PASSAGE PROVIDED:
--

Agile Project Management

{This topic has been broken into a two-part series; Part 2 is in the June meeting}

There has always been this myth that Agile, and specifically Scrum, is anti Project Management. In reality, Scrum is all about Project Management and, in fact, our project management practices here at Primavera are stronger now than they were before we started adopting Agile Development methodologies.

This session will explore what Agile Project Management is all about, and what practices we follow here at Primavera to manage Agile projects.

Agenda

  1. 6:30 - 7:00 - Greet, Food, intro, and announcements, etc.
  2. 7:00 - 8:00 - Ibrahim's presentation
  3. 8:00 - 8:30 - Conclusion and further discussion
  4. 8:30 onwards - Social Hours

Sponsors


Thanks to Gestalt for hosting the meeting and sponsoring the food.

About Ibrahim Abdelshafi


Ibrahim Abdelshafi is vice president of development for Primavera Systems, where he leads the design, programming, testing and documentation of the Primavera enterprise project, resource and portfolio management solutions. Previously, he was the Director of Programming at Primavera, responsible for developing the architecture to support its multi-platform, highly scalable suite of enterprise products.

Ibrahim helped drive Primavera’s implementation of agile development methodologies and successfully adapted the agile methods to work within a project management culture. He has published articles and presented at conferences focused on both agile development and project management, and mentors other development organizations in their adoption of agile development practices.

--

JOB A:
According to the announcement, what position does Ibrahim Abdelshafi hold at Primavera Systems?
JOB B:
Summarize the announcement in two sentences.
JOB C:
Reproduce the announcement's wording verbatim, starting at "2. 7:00 - 8:00" and ending at "of enterprise products.".
The listing after this point is not needed.

DATA EXTRACT:
--

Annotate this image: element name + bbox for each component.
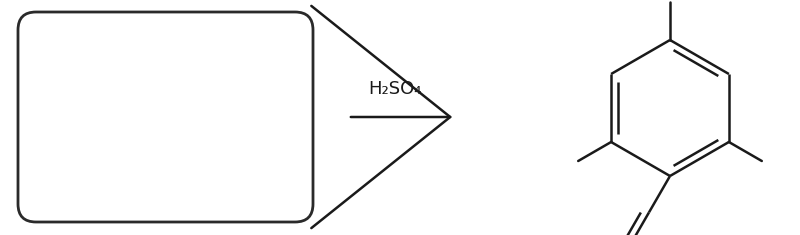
FancyBboxPatch shape (18, 12, 313, 222)
Text: H₂SO₄: H₂SO₄ (368, 80, 422, 98)
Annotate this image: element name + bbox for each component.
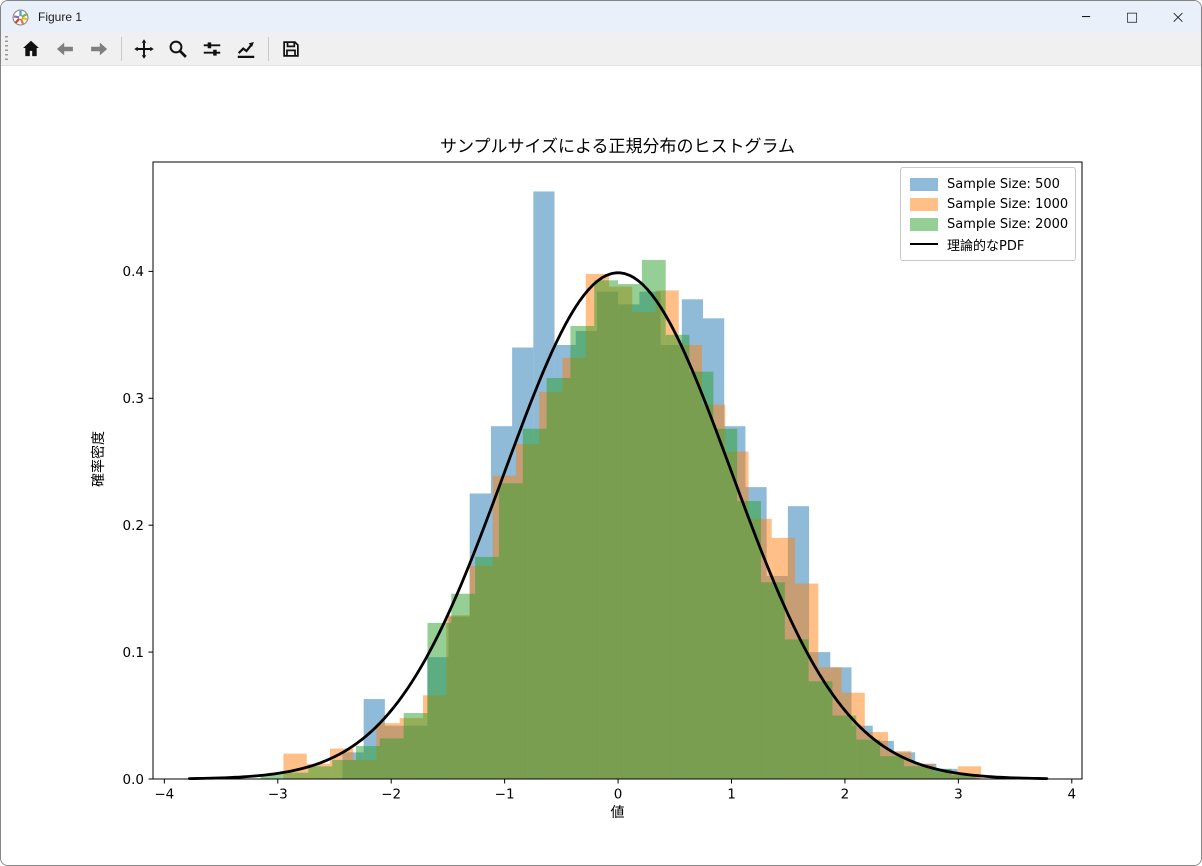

--

EXERCISE RESULT A:
He is vice president of development.

EXERCISE RESULT B:
The session counters the myth that Agile, and Scrum in particular, is opposed to project management, and it will explore what Agile Project Management is and which practices Primavera follows to manage Agile projects. The main part of the meeting is a presentation by Ibrahim Abdelshafi, Primavera's vice president of development, who helped drive the company's adoption of agile methods, and Gestalt is hosting the meeting and sponsoring the food.

EXERCISE RESULT C:
2. 7:00 - 8:00 - Ibrahim's presentation
  3. 8:00 - 8:30 - Conclusion and further discussion
  4. 8:30 onwards - Social Hours

Sponsors


Thanks to Gestalt for hosting the meeting and sponsoring the food.

About Ibrahim Abdelshafi


Ibrahim Abdelshafi is vice president of development for Primavera Systems, where he leads the design, programming, testing and documentation of the Primavera enterprise project, resource and portfolio management solutions. Previously, he was the Director of Programming at Primavera, responsible for developing the architecture to support its multi-platform, highly scalable suite of enterprise products.